BRIEF
Reproduce each of the following lines verbatim, without any alteration.

RECORDS FOR THIS TASK
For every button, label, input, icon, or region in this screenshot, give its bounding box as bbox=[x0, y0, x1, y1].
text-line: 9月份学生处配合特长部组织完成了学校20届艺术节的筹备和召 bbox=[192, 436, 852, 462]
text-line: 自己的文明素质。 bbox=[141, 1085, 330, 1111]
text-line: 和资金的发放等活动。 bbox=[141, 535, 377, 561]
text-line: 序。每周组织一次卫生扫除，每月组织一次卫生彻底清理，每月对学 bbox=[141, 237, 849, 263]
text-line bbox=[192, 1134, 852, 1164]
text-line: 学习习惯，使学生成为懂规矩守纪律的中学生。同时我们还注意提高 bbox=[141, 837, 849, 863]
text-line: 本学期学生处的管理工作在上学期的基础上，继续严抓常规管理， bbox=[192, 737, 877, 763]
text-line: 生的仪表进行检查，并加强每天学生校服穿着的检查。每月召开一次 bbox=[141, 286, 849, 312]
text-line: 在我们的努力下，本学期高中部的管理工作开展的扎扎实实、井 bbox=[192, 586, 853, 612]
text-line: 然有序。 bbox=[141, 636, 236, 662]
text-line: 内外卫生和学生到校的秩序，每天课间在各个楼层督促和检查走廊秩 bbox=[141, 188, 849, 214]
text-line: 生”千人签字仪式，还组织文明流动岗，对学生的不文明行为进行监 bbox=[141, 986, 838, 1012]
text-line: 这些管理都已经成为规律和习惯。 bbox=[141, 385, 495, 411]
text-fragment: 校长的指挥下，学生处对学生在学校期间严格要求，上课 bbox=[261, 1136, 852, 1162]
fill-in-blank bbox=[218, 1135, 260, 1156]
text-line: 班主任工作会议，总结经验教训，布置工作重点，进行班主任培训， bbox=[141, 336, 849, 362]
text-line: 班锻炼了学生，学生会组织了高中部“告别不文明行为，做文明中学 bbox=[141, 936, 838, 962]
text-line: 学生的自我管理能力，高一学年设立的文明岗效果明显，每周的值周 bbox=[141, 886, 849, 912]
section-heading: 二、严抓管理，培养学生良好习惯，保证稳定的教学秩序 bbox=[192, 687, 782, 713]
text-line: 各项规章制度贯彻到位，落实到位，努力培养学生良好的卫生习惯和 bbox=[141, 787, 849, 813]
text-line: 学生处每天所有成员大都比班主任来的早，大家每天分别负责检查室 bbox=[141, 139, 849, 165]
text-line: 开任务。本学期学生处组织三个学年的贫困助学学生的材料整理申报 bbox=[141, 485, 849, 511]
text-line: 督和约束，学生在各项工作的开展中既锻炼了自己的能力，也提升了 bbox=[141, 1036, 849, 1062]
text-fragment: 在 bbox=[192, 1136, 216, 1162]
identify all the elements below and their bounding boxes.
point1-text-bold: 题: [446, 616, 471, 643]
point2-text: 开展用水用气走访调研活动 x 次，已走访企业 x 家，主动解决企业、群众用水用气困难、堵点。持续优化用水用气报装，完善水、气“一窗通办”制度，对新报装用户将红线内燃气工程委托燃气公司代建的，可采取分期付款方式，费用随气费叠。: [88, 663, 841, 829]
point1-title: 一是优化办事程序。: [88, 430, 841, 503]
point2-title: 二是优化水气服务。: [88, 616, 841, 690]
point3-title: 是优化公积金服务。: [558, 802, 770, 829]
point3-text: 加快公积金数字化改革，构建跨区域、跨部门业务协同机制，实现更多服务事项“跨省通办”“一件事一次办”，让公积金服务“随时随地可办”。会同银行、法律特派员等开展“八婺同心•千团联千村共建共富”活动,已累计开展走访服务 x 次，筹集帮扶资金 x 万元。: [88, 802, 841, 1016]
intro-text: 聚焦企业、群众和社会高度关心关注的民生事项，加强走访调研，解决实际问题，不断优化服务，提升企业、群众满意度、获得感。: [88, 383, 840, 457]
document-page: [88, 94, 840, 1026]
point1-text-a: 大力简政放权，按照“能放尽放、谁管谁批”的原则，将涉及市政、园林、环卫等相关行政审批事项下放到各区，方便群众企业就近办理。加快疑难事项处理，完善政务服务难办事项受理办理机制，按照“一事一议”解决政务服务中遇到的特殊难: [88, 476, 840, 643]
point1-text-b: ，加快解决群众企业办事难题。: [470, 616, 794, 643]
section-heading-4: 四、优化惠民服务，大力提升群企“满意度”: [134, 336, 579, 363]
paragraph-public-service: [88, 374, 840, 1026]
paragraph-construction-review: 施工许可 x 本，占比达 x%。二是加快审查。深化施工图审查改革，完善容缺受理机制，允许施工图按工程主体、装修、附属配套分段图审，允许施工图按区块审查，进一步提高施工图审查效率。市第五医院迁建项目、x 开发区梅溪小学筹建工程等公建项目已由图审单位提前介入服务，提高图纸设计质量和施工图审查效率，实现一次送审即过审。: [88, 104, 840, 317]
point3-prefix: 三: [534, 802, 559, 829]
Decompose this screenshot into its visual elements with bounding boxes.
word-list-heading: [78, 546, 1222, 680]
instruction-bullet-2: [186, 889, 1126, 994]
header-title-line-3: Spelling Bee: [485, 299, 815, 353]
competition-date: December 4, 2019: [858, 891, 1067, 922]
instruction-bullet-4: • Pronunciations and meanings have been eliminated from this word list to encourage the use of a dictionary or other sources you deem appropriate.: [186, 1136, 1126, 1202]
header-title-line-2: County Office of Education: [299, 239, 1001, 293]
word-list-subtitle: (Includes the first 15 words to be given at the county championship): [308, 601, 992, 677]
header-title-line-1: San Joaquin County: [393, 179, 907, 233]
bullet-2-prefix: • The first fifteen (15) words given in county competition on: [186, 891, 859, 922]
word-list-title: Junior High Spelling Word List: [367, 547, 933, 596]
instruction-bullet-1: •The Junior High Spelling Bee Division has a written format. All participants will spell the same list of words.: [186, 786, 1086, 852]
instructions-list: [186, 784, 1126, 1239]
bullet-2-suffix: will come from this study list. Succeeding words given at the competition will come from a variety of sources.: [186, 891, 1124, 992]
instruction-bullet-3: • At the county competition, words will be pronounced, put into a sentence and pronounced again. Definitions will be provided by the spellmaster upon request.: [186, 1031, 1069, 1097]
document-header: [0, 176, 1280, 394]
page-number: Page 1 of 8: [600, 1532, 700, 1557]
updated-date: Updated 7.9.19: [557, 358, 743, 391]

TASK SOLUTION
For every button, label, input, icon, or region in this screenshot, give its bounding box as bbox=[x0, y0, x1, y1].
text-line: 9月份学生处配合特长部组织完成了学校20届艺术节的筹备和召 bbox=[192, 436, 852, 462]
text-line: 自己的文明素质。 bbox=[141, 1085, 330, 1111]
text-line: 和资金的发放等活动。 bbox=[141, 535, 377, 561]
text-line: 序。每周组织一次卫生扫除，每月组织一次卫生彻底清理，每月对学 bbox=[141, 237, 849, 263]
text-line bbox=[192, 1134, 852, 1164]
text-line: 学习习惯，使学生成为懂规矩守纪律的中学生。同时我们还注意提高 bbox=[141, 837, 849, 863]
text-line: 本学期学生处的管理工作在上学期的基础上，继续严抓常规管理， bbox=[192, 737, 877, 763]
text-line: 生的仪表进行检查，并加强每天学生校服穿着的检查。每月召开一次 bbox=[141, 286, 849, 312]
text-line: 在我们的努力下，本学期高中部的管理工作开展的扎扎实实、井 bbox=[192, 586, 853, 612]
text-line: 然有序。 bbox=[141, 636, 236, 662]
text-line: 内外卫生和学生到校的秩序，每天课间在各个楼层督促和检查走廊秩 bbox=[141, 188, 849, 214]
text-line: 生”千人签字仪式，还组织文明流动岗，对学生的不文明行为进行监 bbox=[141, 986, 838, 1012]
text-line: 这些管理都已经成为规律和习惯。 bbox=[141, 385, 495, 411]
text-fragment: 校长的指挥下，学生处对学生在学校期间严格要求，上课 bbox=[261, 1136, 852, 1162]
fill-in-blank bbox=[218, 1135, 260, 1156]
text-line: 班主任工作会议，总结经验教训，布置工作重点，进行班主任培训， bbox=[141, 336, 849, 362]
text-line: 班锻炼了学生，学生会组织了高中部“告别不文明行为，做文明中学 bbox=[141, 936, 838, 962]
text-line: 学生的自我管理能力，高一学年设立的文明岗效果明显，每周的值周 bbox=[141, 886, 849, 912]
section-heading: 二、严抓管理，培养学生良好习惯，保证稳定的教学秩序 bbox=[192, 687, 782, 713]
text-line: 各项规章制度贯彻到位，落实到位，努力培养学生良好的卫生习惯和 bbox=[141, 787, 849, 813]
text-line: 学生处每天所有成员大都比班主任来的早，大家每天分别负责检查室 bbox=[141, 139, 849, 165]
text-line: 开任务。本学期学生处组织三个学年的贫困助学学生的材料整理申报 bbox=[141, 485, 849, 511]
text-line: 督和约束，学生在各项工作的开展中既锻炼了自己的能力，也提升了 bbox=[141, 1036, 849, 1062]
text-fragment: 在 bbox=[192, 1136, 216, 1162]
identify all the elements below and their bounding boxes.
point1-text-bold: 题: [446, 616, 471, 643]
point2-text: 开展用水用气走访调研活动 x 次，已走访企业 x 家，主动解决企业、群众用水用气困难、堵点。持续优化用水用气报装，完善水、气“一窗通办”制度，对新报装用户将红线内燃气工程委托燃气公司代建的，可采取分期付款方式，费用随气费叠。: [88, 663, 841, 829]
point1-title: 一是优化办事程序。: [88, 430, 841, 503]
point2-title: 二是优化水气服务。: [88, 616, 841, 690]
point3-title: 是优化公积金服务。: [558, 802, 770, 829]
point3-text: 加快公积金数字化改革，构建跨区域、跨部门业务协同机制，实现更多服务事项“跨省通办”“一件事一次办”，让公积金服务“随时随地可办”。会同银行、法律特派员等开展“八婺同心•千团联千村共建共富”活动,已累计开展走访服务 x 次，筹集帮扶资金 x 万元。: [88, 802, 841, 1016]
intro-text: 聚焦企业、群众和社会高度关心关注的民生事项，加强走访调研，解决实际问题，不断优化服务，提升企业、群众满意度、获得感。: [88, 383, 840, 457]
document-page: [88, 94, 840, 1026]
point1-text-a: 大力简政放权，按照“能放尽放、谁管谁批”的原则，将涉及市政、园林、环卫等相关行政审批事项下放到各区，方便群众企业就近办理。加快疑难事项处理，完善政务服务难办事项受理办理机制，按照“一事一议”解决政务服务中遇到的特殊难: [88, 476, 840, 643]
point1-text-b: ，加快解决群众企业办事难题。: [470, 616, 794, 643]
section-heading-4: 四、优化惠民服务，大力提升群企“满意度”: [134, 336, 579, 363]
paragraph-public-service: [88, 374, 840, 1026]
paragraph-construction-review: 施工许可 x 本，占比达 x%。二是加快审查。深化施工图审查改革，完善容缺受理机制，允许施工图按工程主体、装修、附属配套分段图审，允许施工图按区块审查，进一步提高施工图审查效率。市第五医院迁建项目、x 开发区梅溪小学筹建工程等公建项目已由图审单位提前介入服务，提高图纸设计质量和施工图审查效率，实现一次送审即过审。: [88, 104, 840, 317]
point3-prefix: 三: [534, 802, 559, 829]
Decompose this screenshot into its visual elements with bounding boxes.
word-list-heading: [78, 546, 1222, 680]
instruction-bullet-2: [186, 889, 1126, 994]
header-title-line-3: Spelling Bee: [485, 299, 815, 353]
competition-date: December 4, 2019: [858, 891, 1067, 922]
instruction-bullet-4: • Pronunciations and meanings have been eliminated from this word list to encourage the use of a dictionary or other sources you deem appropriate.: [186, 1136, 1126, 1202]
header-title-line-2: County Office of Education: [299, 239, 1001, 293]
word-list-subtitle: (Includes the first 15 words to be given at the county championship): [308, 601, 992, 677]
header-title-line-1: San Joaquin County: [393, 179, 907, 233]
bullet-2-prefix: • The first fifteen (15) words given in county competition on: [186, 891, 859, 922]
word-list-title: Junior High Spelling Word List: [367, 547, 933, 596]
instruction-bullet-1: •The Junior High Spelling Bee Division has a written format. All participants will spell the same list of words.: [186, 786, 1086, 852]
instructions-list: [186, 784, 1126, 1239]
bullet-2-suffix: will come from this study list. Succeeding words given at the competition will come from a variety of sources.: [186, 891, 1124, 992]
instruction-bullet-3: • At the county competition, words will be pronounced, put into a sentence and pronounced again. Definitions will be provided by the spellmaster upon request.: [186, 1031, 1069, 1097]
document-header: [0, 176, 1280, 394]
page-number: Page 1 of 8: [600, 1532, 700, 1557]
updated-date: Updated 7.9.19: [557, 358, 743, 391]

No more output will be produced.